Directions >> Locate every line that holds the string "JSON" and copy it.

Data rows >>

- - -

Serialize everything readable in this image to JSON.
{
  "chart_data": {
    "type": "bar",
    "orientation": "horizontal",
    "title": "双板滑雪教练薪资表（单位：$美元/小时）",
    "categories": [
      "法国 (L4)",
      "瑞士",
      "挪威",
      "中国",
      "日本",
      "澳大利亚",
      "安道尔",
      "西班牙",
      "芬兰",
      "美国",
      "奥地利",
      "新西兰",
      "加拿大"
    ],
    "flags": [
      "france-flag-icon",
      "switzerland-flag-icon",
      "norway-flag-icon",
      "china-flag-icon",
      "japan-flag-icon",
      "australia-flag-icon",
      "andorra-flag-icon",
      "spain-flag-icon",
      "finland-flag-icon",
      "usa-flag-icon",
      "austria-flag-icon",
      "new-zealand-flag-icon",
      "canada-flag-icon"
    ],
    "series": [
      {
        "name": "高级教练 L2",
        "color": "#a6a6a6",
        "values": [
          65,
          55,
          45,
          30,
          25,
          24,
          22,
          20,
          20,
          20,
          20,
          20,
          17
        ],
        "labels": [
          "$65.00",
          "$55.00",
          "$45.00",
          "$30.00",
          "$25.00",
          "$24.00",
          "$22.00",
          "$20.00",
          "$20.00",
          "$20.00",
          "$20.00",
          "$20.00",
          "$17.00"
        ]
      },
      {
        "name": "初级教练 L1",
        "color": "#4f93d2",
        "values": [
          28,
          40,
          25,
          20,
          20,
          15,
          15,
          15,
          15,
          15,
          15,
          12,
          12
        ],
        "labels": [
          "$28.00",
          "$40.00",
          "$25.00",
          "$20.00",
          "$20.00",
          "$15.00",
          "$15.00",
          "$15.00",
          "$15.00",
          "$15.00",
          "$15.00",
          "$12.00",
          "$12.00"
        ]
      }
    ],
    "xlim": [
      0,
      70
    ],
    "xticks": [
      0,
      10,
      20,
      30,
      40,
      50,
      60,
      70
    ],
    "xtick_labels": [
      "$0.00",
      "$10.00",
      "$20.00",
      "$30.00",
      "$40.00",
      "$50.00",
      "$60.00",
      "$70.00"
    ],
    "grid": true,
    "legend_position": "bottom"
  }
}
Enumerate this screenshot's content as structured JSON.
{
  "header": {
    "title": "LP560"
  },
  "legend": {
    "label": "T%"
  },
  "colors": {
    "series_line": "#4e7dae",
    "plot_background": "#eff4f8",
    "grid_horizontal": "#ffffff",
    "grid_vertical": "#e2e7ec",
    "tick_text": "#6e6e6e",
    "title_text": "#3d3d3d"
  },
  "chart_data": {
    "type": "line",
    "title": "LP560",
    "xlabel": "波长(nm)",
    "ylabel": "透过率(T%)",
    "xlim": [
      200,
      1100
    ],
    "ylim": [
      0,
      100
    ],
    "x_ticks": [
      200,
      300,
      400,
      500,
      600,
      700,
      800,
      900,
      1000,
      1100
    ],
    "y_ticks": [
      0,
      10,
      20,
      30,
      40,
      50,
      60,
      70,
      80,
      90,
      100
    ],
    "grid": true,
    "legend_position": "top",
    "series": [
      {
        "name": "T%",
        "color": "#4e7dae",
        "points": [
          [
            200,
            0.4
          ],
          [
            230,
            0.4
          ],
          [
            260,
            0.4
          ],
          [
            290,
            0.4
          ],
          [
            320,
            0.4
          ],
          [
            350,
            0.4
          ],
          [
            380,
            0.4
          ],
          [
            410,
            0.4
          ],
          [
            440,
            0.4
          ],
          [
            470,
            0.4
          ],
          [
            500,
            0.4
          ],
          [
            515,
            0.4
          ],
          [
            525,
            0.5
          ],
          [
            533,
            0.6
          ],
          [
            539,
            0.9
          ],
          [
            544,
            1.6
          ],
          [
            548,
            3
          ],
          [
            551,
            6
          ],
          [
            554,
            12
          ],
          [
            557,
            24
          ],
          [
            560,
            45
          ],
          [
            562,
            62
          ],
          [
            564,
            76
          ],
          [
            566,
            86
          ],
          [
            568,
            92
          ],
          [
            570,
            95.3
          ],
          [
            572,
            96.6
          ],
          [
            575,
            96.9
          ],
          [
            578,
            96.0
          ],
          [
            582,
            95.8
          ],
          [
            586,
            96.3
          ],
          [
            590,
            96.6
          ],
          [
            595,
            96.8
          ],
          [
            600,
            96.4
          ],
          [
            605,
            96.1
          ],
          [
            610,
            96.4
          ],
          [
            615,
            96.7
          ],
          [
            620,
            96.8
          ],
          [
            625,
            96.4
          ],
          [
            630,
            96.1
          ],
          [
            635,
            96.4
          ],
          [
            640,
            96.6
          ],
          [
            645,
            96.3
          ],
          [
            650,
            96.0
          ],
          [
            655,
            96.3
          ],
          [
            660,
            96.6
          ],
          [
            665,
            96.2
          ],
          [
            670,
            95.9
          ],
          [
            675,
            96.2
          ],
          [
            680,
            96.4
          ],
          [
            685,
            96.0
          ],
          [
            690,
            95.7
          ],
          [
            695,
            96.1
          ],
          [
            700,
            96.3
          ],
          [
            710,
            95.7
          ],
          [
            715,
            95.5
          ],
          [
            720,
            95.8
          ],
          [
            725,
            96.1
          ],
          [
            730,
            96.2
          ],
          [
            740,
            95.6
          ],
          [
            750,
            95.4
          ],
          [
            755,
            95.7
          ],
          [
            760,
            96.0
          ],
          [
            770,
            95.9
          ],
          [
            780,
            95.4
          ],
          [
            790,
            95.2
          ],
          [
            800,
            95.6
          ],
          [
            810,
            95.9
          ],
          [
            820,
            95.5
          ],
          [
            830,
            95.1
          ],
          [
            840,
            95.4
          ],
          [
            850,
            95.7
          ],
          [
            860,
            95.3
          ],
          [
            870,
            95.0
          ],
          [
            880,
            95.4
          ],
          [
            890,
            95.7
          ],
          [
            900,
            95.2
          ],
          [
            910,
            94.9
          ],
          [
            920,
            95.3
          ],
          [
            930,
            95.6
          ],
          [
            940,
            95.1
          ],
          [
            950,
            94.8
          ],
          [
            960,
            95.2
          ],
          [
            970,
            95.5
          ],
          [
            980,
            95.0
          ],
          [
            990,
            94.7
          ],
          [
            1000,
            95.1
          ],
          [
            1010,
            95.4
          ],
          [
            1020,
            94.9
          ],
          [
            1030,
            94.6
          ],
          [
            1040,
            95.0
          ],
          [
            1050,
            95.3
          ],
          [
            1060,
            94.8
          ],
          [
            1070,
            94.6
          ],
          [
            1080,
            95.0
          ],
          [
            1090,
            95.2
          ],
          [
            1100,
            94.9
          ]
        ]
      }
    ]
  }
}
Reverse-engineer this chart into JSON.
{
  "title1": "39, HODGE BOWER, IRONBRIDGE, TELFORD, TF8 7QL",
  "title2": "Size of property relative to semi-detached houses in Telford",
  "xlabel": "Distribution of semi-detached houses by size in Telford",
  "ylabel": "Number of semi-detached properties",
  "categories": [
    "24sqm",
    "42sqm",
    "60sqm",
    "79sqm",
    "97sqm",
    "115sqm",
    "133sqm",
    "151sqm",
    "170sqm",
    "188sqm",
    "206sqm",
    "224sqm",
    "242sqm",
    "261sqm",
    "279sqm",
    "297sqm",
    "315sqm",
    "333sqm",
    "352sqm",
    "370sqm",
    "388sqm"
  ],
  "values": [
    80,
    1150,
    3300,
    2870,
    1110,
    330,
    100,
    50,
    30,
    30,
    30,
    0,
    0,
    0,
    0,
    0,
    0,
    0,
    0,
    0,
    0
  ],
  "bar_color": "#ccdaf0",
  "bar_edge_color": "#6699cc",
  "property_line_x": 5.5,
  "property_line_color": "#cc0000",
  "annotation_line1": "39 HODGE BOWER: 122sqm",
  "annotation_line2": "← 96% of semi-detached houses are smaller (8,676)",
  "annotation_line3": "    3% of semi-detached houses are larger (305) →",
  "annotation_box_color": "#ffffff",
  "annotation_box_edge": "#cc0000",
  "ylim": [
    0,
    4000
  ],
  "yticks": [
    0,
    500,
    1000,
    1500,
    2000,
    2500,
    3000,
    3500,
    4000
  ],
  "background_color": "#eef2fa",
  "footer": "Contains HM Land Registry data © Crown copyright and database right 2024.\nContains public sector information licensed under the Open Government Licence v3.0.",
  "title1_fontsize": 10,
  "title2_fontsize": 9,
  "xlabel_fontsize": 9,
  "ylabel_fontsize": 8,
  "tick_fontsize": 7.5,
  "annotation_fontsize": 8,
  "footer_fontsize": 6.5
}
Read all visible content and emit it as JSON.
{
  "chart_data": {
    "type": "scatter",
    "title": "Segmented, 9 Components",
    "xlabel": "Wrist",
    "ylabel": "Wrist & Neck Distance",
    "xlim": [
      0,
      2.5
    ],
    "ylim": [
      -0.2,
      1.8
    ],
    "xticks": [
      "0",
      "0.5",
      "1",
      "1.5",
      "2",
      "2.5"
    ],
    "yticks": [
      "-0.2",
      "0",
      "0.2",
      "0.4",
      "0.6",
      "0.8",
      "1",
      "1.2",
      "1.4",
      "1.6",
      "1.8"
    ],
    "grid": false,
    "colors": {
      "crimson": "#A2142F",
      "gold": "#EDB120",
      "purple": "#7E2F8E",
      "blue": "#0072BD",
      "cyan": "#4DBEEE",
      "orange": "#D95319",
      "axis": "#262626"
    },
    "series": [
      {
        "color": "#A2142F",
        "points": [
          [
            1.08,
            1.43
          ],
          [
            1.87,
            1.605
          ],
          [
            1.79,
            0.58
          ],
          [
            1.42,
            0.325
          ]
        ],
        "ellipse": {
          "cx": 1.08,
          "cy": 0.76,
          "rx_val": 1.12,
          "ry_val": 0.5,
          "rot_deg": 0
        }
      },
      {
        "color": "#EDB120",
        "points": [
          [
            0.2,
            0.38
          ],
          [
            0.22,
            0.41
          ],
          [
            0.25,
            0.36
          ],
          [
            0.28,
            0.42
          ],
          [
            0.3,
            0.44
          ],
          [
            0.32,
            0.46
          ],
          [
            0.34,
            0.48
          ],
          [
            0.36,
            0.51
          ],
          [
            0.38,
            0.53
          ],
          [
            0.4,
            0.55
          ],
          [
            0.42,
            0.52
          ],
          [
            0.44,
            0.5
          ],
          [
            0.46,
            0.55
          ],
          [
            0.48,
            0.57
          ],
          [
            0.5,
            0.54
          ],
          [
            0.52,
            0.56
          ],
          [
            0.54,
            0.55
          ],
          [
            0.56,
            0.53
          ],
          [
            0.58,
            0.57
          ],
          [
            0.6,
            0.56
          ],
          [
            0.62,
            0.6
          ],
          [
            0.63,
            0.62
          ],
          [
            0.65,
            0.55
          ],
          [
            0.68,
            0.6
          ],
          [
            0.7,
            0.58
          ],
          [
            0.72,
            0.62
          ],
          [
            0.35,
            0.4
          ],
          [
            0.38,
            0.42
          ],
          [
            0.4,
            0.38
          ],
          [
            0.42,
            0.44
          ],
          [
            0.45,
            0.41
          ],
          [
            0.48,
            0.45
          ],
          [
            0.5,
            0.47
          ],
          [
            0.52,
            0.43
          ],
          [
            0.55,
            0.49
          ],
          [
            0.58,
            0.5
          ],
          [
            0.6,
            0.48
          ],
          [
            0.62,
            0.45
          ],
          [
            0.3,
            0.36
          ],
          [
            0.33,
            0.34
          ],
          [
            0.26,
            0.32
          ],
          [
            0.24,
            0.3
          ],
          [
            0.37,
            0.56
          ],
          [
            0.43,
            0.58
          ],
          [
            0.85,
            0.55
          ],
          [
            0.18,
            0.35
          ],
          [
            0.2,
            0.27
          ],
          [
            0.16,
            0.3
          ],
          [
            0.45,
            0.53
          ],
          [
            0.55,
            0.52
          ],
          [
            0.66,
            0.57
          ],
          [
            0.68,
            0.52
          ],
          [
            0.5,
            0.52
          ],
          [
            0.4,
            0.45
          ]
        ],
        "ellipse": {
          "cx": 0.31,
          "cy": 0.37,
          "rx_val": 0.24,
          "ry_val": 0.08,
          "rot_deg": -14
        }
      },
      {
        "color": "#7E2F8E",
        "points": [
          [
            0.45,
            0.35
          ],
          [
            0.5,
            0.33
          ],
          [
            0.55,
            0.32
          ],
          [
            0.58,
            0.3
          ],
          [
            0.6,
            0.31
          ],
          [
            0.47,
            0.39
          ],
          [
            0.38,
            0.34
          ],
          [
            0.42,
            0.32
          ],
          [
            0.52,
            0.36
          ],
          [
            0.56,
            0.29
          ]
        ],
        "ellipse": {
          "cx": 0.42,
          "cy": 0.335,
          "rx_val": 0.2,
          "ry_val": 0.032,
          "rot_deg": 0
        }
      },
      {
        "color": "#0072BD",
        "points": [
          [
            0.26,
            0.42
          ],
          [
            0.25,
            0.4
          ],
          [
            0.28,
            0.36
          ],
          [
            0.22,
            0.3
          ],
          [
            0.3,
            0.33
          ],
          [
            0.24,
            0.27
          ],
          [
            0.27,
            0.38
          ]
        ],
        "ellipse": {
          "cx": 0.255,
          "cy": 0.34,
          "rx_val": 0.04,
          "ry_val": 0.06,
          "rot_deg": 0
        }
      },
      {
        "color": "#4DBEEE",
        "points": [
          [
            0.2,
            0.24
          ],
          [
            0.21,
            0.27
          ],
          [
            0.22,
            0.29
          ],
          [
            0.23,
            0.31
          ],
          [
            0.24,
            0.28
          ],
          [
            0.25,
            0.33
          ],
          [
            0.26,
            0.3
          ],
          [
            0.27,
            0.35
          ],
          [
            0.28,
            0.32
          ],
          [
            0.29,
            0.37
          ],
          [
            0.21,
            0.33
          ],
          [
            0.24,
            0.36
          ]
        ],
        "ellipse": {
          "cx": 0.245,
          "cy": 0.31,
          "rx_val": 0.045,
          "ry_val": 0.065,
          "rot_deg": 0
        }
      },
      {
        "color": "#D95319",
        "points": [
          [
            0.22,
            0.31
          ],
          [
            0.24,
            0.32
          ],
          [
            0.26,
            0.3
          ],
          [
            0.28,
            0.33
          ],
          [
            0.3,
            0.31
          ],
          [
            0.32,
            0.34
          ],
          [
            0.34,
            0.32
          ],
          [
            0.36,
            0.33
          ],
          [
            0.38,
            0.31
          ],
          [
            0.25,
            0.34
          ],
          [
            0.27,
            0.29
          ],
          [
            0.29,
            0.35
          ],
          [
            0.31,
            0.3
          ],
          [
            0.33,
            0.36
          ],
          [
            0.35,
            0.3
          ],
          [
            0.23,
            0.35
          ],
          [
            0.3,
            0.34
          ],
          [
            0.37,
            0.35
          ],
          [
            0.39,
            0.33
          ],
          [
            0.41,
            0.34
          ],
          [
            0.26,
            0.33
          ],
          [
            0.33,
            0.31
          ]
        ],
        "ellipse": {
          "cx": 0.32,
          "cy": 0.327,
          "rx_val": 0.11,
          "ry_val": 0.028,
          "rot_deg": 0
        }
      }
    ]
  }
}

- - -

Exercise solution >>
Serialize everything readable in this image to JSON.
Enumerate this screenshot's content as structured JSON.
Reverse-engineer this chart into JSON.
Read all visible content and emit it as JSON.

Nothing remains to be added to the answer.